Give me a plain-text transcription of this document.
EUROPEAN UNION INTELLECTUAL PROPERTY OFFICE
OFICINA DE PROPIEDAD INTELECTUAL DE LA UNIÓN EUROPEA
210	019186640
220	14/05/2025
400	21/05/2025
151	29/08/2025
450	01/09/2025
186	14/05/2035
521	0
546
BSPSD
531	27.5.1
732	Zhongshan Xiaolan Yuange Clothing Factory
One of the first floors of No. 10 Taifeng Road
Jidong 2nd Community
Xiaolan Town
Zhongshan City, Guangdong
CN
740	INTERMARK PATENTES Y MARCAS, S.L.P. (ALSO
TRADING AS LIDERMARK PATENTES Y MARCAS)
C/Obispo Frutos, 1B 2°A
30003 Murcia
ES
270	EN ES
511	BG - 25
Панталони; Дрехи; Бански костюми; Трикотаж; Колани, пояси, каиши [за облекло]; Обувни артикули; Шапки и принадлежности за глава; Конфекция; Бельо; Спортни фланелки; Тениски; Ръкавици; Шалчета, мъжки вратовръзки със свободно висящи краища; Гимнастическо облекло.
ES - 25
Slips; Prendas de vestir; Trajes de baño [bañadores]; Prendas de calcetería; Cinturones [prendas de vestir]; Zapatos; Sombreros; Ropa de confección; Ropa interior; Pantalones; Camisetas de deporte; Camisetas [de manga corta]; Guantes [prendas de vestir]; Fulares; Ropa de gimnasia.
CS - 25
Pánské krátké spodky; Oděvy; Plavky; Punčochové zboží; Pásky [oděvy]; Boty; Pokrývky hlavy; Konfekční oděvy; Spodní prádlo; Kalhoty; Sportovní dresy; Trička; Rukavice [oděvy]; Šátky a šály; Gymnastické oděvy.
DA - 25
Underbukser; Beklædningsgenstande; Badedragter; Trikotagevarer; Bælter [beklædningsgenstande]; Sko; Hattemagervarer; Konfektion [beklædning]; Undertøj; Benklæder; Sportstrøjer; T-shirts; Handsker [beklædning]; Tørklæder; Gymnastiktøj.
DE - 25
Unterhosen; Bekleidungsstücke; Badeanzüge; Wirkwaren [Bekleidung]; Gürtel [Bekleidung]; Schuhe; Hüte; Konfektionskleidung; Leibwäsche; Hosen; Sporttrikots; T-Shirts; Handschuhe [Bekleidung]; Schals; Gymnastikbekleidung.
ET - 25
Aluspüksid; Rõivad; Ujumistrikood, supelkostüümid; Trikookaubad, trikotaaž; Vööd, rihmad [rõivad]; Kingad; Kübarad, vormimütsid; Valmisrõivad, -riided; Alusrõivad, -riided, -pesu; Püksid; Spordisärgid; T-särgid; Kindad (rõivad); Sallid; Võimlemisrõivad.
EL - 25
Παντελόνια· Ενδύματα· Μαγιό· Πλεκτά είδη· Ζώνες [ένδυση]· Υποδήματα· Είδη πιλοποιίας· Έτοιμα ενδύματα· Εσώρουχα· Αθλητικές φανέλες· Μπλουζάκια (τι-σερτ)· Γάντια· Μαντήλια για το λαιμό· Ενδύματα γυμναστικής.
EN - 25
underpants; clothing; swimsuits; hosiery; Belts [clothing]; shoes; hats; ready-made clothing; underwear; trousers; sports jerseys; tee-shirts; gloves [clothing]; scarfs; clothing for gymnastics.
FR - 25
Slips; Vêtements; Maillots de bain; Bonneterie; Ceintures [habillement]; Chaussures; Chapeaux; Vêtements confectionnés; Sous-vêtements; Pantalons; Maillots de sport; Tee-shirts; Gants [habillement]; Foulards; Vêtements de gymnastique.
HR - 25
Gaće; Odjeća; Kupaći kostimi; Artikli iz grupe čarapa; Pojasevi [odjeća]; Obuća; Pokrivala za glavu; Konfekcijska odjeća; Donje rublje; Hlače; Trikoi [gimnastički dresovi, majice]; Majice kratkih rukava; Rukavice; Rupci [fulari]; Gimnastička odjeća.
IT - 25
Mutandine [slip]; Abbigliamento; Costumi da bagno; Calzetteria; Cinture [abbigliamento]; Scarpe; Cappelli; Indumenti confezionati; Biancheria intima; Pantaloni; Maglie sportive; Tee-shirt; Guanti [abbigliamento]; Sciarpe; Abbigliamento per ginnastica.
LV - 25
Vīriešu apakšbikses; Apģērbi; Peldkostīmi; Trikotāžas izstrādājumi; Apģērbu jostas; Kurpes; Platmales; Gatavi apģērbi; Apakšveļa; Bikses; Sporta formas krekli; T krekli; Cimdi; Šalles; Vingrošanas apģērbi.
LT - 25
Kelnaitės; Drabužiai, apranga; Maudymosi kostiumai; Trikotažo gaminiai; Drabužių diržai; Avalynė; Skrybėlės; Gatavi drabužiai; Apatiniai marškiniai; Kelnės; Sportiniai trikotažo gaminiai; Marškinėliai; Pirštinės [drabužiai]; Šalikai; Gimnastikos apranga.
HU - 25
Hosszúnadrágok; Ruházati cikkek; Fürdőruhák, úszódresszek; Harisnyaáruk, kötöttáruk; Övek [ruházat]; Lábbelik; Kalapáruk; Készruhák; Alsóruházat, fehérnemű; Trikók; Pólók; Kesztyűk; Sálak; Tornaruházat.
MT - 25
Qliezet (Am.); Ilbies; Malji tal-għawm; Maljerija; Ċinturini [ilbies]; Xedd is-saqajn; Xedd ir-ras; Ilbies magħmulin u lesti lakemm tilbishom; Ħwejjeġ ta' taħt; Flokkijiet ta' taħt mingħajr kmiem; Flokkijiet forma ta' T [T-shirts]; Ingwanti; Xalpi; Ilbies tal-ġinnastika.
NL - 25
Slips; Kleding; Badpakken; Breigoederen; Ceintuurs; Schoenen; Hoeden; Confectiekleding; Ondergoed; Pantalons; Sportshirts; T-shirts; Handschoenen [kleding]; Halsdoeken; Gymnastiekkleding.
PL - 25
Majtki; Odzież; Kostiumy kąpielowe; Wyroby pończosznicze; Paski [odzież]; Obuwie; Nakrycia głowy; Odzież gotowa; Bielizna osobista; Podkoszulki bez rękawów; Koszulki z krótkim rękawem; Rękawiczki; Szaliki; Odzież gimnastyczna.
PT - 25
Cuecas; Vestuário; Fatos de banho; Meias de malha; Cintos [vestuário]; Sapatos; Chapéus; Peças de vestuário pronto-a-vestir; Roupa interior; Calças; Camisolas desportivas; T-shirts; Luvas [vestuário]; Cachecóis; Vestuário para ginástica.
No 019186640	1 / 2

== == ==

▸ **PROMPT**: Extract each line from the listing above, please, and repeat it exactly.

▸ **PROBLEM SOLUTION**:
Give me a plain-text transcription of this document.
EUROPEAN UNION INTELLECTUAL PROPERTY OFFICE
OFICINA DE PROPIEDAD INTELECTUAL DE LA UNIÓN EUROPEA
210	019186640
220	14/05/2025
400	21/05/2025
151	29/08/2025
450	01/09/2025
186	14/05/2035
521	0
546
BSPSD
531	27.5.1
732	Zhongshan Xiaolan Yuange Clothing Factory
One of the first floors of No. 10 Taifeng Road
Jidong 2nd Community
Xiaolan Town
Zhongshan City, Guangdong
CN
740	INTERMARK PATENTES Y MARCAS, S.L.P. (ALSO
TRADING AS LIDERMARK PATENTES Y MARCAS)
C/Obispo Frutos, 1B 2°A
30003 Murcia
ES
270	EN ES
511	BG - 25
Панталони; Дрехи; Бански костюми; Трикотаж; Колани, пояси, каиши [за облекло]; Обувни артикули; Шапки и принадлежности за глава; Конфекция; Бельо; Спортни фланелки; Тениски; Ръкавици; Шалчета, мъжки вратовръзки със свободно висящи краища; Гимнастическо облекло.
ES - 25
Slips; Prendas de vestir; Trajes de baño [bañadores]; Prendas de calcetería; Cinturones [prendas de vestir]; Zapatos; Sombreros; Ropa de confección; Ropa interior; Pantalones; Camisetas de deporte; Camisetas [de manga corta]; Guantes [prendas de vestir]; Fulares; Ropa de gimnasia.
CS - 25
Pánské krátké spodky; Oděvy; Plavky; Punčochové zboží; Pásky [oděvy]; Boty; Pokrývky hlavy; Konfekční oděvy; Spodní prádlo; Kalhoty; Sportovní dresy; Trička; Rukavice [oděvy]; Šátky a šály; Gymnastické oděvy.
DA - 25
Underbukser; Beklædningsgenstande; Badedragter; Trikotagevarer; Bælter [beklædningsgenstande]; Sko; Hattemagervarer; Konfektion [beklædning]; Undertøj; Benklæder; Sportstrøjer; T-shirts; Handsker [beklædning]; Tørklæder; Gymnastiktøj.
DE - 25
Unterhosen; Bekleidungsstücke; Badeanzüge; Wirkwaren [Bekleidung]; Gürtel [Bekleidung]; Schuhe; Hüte; Konfektionskleidung; Leibwäsche; Hosen; Sporttrikots; T-Shirts; Handschuhe [Bekleidung]; Schals; Gymnastikbekleidung.
ET - 25
Aluspüksid; Rõivad; Ujumistrikood, supelkostüümid; Trikookaubad, trikotaaž; Vööd, rihmad [rõivad]; Kingad; Kübarad, vormimütsid; Valmisrõivad, -riided; Alusrõivad, -riided, -pesu; Püksid; Spordisärgid; T-särgid; Kindad (rõivad); Sallid; Võimlemisrõivad.
EL - 25
Παντελόνια· Ενδύματα· Μαγιό· Πλεκτά είδη· Ζώνες [ένδυση]· Υποδήματα· Είδη πιλοποιίας· Έτοιμα ενδύματα· Εσώρουχα· Αθλητικές φανέλες· Μπλουζάκια (τι-σερτ)· Γάντια· Μαντήλια για το λαιμό· Ενδύματα γυμναστικής.
EN - 25
underpants; clothing; swimsuits; hosiery; Belts [clothing]; shoes; hats; ready-made clothing; underwear; trousers; sports jerseys; tee-shirts; gloves [clothing]; scarfs; clothing for gymnastics.
FR - 25
Slips; Vêtements; Maillots de bain; Bonneterie; Ceintures [habillement]; Chaussures; Chapeaux; Vêtements confectionnés; Sous-vêtements; Pantalons; Maillots de sport; Tee-shirts; Gants [habillement]; Foulards; Vêtements de gymnastique.
HR - 25
Gaće; Odjeća; Kupaći kostimi; Artikli iz grupe čarapa; Pojasevi [odjeća]; Obuća; Pokrivala za glavu; Konfekcijska odjeća; Donje rublje; Hlače; Trikoi [gimnastički dresovi, majice]; Majice kratkih rukava; Rukavice; Rupci [fulari]; Gimnastička odjeća.
IT - 25
Mutandine [slip]; Abbigliamento; Costumi da bagno; Calzetteria; Cinture [abbigliamento]; Scarpe; Cappelli; Indumenti confezionati; Biancheria intima; Pantaloni; Maglie sportive; Tee-shirt; Guanti [abbigliamento]; Sciarpe; Abbigliamento per ginnastica.
LV - 25
Vīriešu apakšbikses; Apģērbi; Peldkostīmi; Trikotāžas izstrādājumi; Apģērbu jostas; Kurpes; Platmales; Gatavi apģērbi; Apakšveļa; Bikses; Sporta formas krekli; T krekli; Cimdi; Šalles; Vingrošanas apģērbi.
LT - 25
Kelnaitės; Drabužiai, apranga; Maudymosi kostiumai; Trikotažo gaminiai; Drabužių diržai; Avalynė; Skrybėlės; Gatavi drabužiai; Apatiniai marškiniai; Kelnės; Sportiniai trikotažo gaminiai; Marškinėliai; Pirštinės [drabužiai]; Šalikai; Gimnastikos apranga.
HU - 25
Hosszúnadrágok; Ruházati cikkek; Fürdőruhák, úszódresszek; Harisnyaáruk, kötöttáruk; Övek [ruházat]; Lábbelik; Kalapáruk; Készruhák; Alsóruházat, fehérnemű; Trikók; Pólók; Kesztyűk; Sálak; Tornaruházat.
MT - 25
Qliezet (Am.); Ilbies; Malji tal-għawm; Maljerija; Ċinturini [ilbies]; Xedd is-saqajn; Xedd ir-ras; Ilbies magħmulin u lesti lakemm tilbishom; Ħwejjeġ ta' taħt; Flokkijiet ta' taħt mingħajr kmiem; Flokkijiet forma ta' T [T-shirts]; Ingwanti; Xalpi; Ilbies tal-ġinnastika.
NL - 25
Slips; Kleding; Badpakken; Breigoederen; Ceintuurs; Schoenen; Hoeden; Confectiekleding; Ondergoed; Pantalons; Sportshirts; T-shirts; Handschoenen [kleding]; Halsdoeken; Gymnastiekkleding.
PL - 25
Majtki; Odzież; Kostiumy kąpielowe; Wyroby pończosznicze; Paski [odzież]; Obuwie; Nakrycia głowy; Odzież gotowa; Bielizna osobista; Podkoszulki bez rękawów; Koszulki z krótkim rękawem; Rękawiczki; Szaliki; Odzież gimnastyczna.
PT - 25
Cuecas; Vestuário; Fatos de banho; Meias de malha; Cintos [vestuário]; Sapatos; Chapéus; Peças de vestuário pronto-a-vestir; Roupa interior; Calças; Camisolas desportivas; T-shirts; Luvas [vestuário]; Cachecóis; Vestuário para ginástica.
No 019186640	1 / 2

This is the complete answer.